# REQUIRED TASK:
Go through the listing and copy each line with the string "width".
Start DATA ROWS
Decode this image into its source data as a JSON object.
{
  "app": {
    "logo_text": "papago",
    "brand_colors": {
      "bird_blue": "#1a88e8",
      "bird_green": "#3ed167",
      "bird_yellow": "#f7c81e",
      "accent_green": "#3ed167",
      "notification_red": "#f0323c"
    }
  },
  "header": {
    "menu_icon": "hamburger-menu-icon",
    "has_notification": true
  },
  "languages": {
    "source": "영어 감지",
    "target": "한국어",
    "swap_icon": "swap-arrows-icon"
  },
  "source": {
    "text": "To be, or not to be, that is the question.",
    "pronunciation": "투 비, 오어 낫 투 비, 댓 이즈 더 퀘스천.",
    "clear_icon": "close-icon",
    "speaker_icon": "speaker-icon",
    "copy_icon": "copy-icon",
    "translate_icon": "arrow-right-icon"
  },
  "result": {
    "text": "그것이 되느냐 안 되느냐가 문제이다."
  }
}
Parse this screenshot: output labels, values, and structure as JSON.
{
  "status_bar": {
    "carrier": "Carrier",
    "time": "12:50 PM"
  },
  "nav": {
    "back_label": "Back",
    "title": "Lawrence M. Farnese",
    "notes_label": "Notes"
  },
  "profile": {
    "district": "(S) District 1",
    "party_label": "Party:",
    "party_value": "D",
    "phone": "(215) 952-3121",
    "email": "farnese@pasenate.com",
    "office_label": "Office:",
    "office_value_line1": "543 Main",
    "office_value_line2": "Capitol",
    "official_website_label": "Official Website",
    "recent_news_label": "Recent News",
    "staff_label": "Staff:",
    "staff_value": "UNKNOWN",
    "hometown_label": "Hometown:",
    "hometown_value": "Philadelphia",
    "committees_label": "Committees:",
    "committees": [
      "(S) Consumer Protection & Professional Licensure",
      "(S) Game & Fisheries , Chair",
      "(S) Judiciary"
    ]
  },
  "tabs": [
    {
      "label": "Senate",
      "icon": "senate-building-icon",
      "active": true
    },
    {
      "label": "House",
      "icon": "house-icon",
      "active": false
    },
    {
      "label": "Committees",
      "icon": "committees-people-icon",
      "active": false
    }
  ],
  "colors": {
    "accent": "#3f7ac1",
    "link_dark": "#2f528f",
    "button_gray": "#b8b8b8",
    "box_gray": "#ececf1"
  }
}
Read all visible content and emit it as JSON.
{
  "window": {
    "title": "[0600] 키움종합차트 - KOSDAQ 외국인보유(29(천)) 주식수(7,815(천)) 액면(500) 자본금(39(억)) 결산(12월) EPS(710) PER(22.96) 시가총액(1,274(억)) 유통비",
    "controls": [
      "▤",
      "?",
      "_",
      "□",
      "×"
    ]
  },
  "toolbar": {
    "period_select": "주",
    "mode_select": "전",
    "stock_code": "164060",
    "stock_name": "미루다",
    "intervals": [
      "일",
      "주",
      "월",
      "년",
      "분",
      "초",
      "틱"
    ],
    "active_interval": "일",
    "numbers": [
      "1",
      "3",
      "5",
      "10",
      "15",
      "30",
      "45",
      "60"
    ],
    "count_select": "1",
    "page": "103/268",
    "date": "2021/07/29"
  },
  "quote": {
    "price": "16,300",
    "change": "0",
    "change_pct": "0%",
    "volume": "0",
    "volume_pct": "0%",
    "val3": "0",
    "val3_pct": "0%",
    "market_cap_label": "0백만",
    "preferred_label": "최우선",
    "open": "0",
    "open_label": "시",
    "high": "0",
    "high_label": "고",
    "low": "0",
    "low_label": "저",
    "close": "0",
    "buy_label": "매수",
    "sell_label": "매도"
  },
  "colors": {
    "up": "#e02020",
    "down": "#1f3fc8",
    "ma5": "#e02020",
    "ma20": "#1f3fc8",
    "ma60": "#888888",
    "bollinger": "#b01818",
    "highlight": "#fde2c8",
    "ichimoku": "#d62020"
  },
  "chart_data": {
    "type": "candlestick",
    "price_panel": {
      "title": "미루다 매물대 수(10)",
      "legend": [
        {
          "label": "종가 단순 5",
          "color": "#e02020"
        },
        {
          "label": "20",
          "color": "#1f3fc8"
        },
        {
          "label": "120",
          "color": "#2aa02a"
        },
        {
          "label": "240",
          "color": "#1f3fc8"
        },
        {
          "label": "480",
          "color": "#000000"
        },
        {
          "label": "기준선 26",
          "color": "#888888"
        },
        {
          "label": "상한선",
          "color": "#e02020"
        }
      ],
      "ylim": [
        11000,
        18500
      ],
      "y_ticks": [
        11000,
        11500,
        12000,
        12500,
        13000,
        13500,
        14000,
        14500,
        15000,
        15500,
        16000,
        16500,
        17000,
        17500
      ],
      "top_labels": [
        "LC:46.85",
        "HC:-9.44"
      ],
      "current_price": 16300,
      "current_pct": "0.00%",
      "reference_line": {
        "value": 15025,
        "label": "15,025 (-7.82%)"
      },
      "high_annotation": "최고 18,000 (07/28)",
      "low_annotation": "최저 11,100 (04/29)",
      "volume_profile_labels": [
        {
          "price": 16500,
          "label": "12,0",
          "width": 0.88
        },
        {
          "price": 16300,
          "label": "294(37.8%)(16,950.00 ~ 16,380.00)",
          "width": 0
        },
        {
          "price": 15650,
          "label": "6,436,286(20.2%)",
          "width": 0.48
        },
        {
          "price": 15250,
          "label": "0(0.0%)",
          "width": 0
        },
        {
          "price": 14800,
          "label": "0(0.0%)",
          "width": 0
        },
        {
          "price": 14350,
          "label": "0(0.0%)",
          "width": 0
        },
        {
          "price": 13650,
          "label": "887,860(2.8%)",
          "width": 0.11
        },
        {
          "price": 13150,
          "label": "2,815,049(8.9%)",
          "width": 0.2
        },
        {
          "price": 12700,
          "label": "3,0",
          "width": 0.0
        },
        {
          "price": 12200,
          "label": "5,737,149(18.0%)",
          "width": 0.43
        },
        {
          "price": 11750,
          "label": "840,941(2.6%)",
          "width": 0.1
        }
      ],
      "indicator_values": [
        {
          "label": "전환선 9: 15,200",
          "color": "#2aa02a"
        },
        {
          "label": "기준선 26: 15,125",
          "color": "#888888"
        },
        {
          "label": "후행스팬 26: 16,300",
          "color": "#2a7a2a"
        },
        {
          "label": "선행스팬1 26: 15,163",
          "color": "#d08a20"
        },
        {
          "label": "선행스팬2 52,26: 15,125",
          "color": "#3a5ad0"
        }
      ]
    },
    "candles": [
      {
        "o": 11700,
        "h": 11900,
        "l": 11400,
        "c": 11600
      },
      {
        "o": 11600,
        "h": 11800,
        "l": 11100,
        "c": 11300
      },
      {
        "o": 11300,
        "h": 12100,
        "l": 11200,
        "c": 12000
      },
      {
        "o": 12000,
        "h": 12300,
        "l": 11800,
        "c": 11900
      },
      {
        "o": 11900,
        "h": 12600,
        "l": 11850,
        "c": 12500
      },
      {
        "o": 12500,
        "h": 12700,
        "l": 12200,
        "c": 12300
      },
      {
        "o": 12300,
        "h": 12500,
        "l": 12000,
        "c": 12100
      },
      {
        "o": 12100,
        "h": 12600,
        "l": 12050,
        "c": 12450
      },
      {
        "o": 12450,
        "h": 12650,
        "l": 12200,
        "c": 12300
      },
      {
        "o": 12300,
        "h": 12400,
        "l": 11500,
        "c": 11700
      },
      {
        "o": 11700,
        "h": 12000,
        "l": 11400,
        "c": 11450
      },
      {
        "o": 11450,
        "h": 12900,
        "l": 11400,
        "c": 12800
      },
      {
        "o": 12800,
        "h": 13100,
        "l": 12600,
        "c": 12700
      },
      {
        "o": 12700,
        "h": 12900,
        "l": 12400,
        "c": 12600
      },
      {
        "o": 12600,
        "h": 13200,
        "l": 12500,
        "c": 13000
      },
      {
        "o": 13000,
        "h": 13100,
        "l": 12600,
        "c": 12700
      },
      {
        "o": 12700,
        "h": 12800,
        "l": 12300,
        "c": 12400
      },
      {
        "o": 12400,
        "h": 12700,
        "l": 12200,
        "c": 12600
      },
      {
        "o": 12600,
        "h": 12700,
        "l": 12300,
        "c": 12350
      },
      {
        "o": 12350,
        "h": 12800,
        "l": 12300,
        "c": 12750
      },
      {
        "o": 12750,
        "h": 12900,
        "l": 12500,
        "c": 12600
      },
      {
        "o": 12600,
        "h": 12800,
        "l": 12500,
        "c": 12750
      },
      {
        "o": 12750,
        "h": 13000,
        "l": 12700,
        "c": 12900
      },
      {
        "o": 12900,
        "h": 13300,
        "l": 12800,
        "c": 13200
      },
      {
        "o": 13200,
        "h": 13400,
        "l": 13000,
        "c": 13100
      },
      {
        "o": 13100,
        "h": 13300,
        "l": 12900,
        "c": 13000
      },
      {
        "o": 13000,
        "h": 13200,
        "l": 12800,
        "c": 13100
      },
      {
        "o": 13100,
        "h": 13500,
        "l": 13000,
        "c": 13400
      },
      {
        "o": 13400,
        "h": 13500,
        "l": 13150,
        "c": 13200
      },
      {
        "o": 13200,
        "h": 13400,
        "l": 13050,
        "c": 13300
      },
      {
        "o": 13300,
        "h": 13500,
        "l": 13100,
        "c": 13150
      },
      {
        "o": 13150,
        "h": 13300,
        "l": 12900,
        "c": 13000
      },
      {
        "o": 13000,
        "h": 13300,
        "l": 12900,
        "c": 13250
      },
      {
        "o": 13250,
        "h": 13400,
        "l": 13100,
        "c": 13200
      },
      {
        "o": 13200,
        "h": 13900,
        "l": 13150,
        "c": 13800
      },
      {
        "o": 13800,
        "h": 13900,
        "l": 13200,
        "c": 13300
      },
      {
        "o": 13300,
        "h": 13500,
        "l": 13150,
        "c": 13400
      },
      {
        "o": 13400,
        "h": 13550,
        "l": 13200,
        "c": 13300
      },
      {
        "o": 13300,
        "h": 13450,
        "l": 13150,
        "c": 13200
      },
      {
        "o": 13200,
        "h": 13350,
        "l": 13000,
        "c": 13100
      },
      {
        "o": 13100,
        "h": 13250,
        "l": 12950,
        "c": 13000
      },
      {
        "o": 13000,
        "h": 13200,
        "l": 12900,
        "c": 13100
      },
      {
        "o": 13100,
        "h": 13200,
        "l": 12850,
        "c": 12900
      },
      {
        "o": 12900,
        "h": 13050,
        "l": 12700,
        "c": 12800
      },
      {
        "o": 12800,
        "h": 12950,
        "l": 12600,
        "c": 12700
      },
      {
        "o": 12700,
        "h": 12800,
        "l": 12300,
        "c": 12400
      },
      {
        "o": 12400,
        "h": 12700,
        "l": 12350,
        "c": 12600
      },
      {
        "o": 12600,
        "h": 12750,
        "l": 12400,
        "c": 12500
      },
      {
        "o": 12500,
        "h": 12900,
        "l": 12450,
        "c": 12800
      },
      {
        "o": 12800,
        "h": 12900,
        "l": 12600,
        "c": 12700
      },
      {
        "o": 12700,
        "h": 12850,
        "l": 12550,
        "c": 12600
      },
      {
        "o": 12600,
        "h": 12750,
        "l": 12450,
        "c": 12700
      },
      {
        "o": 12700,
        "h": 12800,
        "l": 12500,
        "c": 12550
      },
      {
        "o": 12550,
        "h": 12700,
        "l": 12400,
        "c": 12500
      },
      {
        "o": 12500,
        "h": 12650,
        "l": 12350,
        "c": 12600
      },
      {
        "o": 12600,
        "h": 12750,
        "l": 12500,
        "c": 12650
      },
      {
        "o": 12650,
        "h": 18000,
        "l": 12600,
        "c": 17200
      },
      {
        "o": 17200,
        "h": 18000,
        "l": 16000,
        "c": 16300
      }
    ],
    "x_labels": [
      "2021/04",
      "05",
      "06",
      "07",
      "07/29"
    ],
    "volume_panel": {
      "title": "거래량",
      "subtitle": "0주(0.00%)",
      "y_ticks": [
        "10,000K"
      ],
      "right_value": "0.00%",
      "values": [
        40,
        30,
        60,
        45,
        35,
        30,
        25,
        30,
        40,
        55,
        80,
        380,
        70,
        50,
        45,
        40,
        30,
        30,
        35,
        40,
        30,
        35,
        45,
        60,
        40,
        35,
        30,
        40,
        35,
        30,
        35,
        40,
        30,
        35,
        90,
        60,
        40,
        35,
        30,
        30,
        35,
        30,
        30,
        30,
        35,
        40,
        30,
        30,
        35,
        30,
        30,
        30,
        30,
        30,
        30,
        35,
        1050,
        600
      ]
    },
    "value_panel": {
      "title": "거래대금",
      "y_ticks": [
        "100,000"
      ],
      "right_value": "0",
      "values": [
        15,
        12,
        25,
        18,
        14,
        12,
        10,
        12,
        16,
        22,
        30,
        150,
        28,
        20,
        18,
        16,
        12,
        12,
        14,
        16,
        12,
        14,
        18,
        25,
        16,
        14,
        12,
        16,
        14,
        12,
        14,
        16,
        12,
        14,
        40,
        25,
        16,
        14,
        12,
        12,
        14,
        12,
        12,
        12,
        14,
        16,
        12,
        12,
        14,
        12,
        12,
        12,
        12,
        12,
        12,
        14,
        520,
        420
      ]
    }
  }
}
End DATA ROWS
# COMPLETE OUTPUT:
          "width": 0.88
          "width": 0
          "width": 0.48
          "width": 0
          "width": 0
          "width": 0
          "width": 0.11
          "width": 0.2
          "width": 0.0
          "width": 0.43
          "width": 0.1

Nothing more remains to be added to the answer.